→ **Exercise details**: Extract each line of the records below that contains the word "name".

──────────────────────────────

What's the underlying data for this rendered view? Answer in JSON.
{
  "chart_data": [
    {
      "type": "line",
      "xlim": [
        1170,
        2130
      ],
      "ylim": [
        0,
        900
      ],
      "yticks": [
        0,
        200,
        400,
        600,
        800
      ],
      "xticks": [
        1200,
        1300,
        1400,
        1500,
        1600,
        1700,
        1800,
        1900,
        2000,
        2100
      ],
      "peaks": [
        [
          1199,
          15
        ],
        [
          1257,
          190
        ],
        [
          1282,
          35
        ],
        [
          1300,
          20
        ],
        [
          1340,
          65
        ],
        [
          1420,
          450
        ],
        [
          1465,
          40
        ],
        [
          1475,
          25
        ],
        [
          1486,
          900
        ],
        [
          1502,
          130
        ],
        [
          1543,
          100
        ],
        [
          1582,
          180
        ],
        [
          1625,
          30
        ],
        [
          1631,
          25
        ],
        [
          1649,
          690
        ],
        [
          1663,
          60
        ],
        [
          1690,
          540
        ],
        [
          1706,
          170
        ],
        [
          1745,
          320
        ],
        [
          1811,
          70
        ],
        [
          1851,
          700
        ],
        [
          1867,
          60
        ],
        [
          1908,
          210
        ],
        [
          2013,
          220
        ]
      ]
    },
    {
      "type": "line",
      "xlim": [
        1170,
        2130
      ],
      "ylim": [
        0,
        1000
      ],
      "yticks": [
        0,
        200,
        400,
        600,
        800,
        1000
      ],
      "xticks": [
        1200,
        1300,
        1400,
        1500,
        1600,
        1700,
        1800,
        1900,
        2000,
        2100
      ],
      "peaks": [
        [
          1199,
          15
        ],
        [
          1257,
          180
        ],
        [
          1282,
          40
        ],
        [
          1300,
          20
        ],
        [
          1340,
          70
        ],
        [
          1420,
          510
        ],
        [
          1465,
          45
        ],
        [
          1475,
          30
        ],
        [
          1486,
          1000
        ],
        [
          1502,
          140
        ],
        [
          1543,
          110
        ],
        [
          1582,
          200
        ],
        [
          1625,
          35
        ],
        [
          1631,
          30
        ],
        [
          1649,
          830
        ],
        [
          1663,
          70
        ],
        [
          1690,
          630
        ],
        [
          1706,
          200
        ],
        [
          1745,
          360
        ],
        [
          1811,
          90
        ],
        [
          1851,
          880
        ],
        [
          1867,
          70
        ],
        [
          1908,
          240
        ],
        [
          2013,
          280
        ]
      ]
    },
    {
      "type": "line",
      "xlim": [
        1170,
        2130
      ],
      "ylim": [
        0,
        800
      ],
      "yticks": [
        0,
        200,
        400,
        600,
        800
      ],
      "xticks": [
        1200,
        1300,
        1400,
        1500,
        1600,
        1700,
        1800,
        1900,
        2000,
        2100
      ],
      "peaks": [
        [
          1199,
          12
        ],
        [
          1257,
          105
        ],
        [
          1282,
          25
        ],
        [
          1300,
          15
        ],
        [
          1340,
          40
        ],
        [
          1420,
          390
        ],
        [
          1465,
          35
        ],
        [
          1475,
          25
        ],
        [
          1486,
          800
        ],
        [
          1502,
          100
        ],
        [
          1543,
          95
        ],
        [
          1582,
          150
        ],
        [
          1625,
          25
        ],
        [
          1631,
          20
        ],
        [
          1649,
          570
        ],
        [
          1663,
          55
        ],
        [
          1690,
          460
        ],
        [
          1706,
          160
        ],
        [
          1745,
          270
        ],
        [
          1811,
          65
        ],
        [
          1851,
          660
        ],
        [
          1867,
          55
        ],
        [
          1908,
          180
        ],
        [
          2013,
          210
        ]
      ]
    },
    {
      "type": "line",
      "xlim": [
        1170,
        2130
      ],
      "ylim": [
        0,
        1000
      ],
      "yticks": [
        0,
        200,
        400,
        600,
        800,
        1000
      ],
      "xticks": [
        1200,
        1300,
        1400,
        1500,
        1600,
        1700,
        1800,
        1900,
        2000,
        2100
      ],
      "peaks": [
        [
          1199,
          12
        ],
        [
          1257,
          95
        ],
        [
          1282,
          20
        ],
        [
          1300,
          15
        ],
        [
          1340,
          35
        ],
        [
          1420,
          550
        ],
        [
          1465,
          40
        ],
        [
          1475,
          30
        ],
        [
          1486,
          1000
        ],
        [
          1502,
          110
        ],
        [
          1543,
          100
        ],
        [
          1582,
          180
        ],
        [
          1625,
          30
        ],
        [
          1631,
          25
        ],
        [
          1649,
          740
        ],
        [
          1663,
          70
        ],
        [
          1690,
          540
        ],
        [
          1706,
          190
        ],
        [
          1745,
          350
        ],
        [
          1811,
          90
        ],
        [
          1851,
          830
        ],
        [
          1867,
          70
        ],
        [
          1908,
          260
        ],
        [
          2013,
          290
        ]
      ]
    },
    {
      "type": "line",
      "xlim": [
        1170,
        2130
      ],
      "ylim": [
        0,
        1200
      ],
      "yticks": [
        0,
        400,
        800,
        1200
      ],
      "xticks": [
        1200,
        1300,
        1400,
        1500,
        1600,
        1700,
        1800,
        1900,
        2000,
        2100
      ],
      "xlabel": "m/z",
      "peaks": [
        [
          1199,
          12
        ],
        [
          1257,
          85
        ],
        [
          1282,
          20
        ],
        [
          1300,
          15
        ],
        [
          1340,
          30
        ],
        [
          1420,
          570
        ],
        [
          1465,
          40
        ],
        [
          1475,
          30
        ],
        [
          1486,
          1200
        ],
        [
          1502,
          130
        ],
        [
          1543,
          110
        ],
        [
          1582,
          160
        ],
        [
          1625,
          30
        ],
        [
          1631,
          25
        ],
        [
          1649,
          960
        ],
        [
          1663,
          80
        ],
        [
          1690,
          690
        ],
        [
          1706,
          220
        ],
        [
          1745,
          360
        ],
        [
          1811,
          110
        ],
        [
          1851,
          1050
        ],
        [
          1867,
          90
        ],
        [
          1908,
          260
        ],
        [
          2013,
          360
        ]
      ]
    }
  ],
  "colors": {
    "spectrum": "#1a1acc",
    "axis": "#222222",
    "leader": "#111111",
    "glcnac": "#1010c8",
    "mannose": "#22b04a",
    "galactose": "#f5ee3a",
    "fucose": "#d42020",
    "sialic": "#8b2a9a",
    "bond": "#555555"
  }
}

──────────────────────────────

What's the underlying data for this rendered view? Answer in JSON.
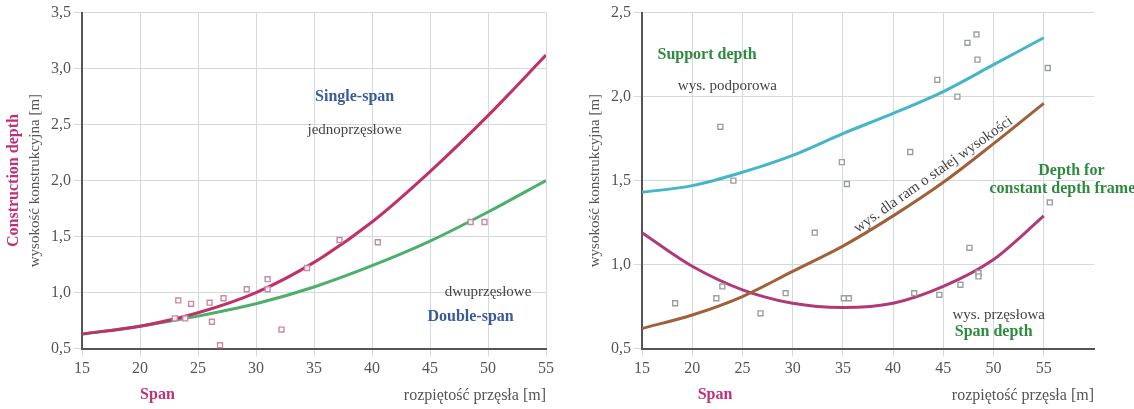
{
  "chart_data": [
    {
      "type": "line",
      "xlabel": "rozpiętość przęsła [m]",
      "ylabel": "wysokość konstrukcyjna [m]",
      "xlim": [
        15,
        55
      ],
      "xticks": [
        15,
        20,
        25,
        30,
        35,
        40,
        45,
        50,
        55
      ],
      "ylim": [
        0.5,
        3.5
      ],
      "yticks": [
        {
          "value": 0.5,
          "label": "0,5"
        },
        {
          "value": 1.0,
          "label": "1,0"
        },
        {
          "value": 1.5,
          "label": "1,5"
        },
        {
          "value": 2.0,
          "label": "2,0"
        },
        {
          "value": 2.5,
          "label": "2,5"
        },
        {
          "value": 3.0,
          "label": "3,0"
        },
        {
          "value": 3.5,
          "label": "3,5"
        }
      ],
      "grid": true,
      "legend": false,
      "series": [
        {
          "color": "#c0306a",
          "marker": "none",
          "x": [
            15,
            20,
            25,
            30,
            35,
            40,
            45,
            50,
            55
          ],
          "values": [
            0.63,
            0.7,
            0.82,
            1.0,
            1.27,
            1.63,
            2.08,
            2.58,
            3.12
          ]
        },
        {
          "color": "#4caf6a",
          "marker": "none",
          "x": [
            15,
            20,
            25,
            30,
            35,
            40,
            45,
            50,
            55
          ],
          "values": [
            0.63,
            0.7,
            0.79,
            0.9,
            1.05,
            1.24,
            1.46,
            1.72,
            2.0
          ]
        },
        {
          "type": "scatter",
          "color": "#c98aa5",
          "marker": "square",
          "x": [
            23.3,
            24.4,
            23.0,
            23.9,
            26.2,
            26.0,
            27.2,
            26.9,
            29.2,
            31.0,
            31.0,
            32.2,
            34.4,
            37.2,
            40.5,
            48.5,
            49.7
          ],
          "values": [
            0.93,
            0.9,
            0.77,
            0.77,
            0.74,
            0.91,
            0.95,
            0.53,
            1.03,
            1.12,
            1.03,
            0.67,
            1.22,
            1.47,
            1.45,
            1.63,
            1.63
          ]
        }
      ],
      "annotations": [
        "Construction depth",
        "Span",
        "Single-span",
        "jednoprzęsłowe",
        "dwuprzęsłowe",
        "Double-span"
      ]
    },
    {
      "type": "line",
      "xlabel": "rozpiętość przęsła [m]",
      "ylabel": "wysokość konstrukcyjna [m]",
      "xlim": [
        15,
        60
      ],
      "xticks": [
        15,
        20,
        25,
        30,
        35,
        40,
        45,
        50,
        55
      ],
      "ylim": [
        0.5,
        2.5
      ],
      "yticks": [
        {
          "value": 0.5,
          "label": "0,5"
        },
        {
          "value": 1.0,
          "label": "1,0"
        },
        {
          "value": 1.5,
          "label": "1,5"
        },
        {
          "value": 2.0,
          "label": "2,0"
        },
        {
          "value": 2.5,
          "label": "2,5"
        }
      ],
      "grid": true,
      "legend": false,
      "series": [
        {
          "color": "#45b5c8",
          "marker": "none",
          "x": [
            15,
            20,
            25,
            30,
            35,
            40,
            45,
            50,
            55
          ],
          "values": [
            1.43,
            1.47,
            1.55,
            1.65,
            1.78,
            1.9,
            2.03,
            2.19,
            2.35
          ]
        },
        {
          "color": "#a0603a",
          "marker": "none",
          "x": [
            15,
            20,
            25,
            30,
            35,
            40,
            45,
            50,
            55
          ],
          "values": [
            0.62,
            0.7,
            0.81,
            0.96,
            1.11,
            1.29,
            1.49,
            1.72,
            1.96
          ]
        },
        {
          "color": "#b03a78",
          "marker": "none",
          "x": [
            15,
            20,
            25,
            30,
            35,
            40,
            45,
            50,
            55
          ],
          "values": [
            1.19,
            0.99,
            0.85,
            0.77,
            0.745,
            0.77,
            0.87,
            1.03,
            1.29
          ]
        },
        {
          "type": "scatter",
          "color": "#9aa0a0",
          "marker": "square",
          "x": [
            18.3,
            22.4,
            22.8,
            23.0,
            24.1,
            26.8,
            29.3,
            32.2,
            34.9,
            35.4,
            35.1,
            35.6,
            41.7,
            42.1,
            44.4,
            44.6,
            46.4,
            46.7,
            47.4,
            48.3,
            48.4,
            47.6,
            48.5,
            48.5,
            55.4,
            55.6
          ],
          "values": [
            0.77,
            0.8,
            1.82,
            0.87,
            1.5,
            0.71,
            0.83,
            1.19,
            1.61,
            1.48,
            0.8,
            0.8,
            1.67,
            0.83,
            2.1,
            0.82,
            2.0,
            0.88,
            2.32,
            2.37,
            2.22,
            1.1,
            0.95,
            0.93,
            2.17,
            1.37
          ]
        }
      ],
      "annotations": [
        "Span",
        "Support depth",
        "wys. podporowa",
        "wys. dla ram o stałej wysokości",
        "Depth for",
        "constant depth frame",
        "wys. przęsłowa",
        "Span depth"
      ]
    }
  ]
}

──────────────────────────────

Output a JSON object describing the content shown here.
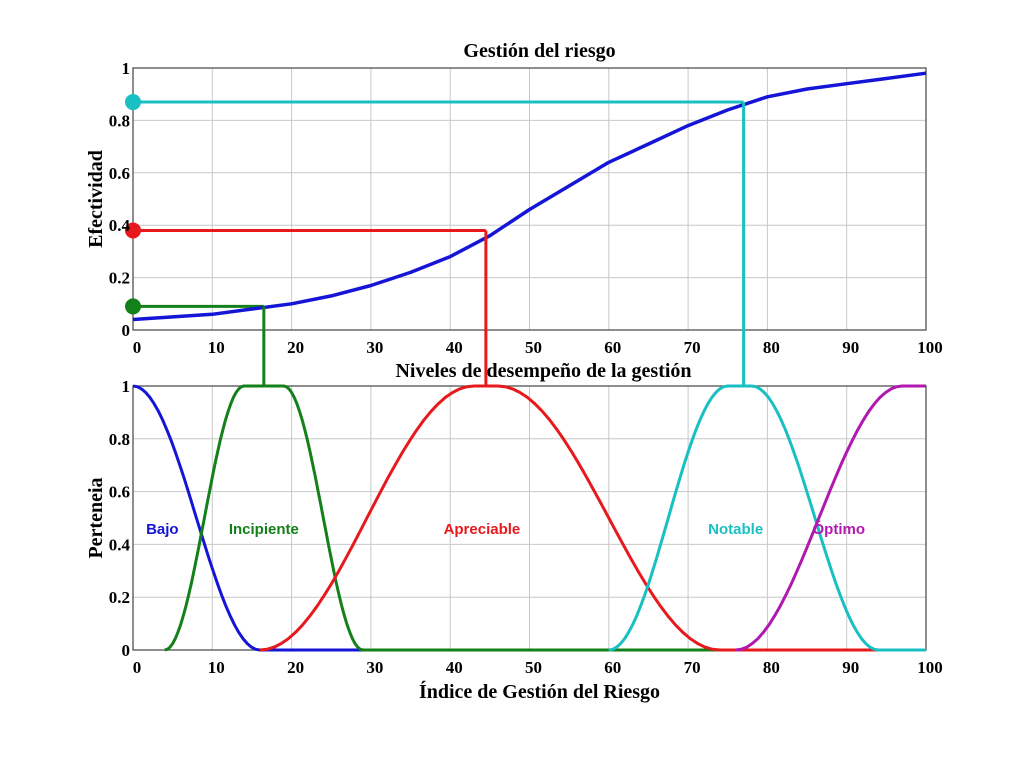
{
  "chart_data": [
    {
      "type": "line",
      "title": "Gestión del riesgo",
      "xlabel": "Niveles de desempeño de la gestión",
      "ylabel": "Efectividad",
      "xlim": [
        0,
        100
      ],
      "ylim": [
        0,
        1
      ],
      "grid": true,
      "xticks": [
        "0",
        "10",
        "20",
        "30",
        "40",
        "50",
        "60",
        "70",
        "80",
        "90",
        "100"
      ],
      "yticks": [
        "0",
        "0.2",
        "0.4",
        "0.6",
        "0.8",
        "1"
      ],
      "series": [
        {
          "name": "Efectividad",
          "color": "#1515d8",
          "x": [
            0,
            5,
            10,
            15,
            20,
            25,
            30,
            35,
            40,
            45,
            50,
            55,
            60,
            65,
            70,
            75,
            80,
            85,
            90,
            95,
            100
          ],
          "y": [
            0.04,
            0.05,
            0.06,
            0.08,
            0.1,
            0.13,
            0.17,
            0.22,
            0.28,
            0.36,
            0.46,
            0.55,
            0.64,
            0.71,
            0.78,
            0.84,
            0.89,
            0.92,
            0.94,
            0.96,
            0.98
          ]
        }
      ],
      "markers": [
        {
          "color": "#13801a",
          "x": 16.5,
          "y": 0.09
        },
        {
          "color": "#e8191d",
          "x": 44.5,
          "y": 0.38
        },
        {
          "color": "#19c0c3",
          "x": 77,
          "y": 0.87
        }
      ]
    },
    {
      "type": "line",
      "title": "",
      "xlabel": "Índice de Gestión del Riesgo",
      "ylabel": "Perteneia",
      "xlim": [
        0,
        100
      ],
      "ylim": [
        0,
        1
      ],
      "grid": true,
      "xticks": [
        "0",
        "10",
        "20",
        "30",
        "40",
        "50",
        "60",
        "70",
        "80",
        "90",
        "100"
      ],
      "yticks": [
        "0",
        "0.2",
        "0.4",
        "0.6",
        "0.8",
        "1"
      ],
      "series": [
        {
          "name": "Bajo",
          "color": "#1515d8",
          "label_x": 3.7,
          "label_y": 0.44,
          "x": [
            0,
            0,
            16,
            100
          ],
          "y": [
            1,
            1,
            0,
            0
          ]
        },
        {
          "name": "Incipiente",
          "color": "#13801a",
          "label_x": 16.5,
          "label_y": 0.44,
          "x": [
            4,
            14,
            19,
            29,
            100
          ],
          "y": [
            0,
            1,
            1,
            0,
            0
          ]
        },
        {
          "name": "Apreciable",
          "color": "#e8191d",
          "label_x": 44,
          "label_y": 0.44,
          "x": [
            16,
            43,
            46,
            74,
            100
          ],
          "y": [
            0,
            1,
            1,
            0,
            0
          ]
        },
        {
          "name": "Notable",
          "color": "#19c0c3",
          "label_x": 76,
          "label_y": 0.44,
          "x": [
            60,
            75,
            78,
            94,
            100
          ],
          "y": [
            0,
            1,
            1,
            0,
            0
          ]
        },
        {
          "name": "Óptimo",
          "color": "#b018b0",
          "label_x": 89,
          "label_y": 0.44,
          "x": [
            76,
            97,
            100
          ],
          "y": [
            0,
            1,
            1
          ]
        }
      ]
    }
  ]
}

──────────────────────────────

→ **Task output**:
          "name": "Efectividad",
          "name": "Bajo",
          "name": "Incipiente",
          "name": "Apreciable",
          "name": "Notable",
          "name": "Óptimo",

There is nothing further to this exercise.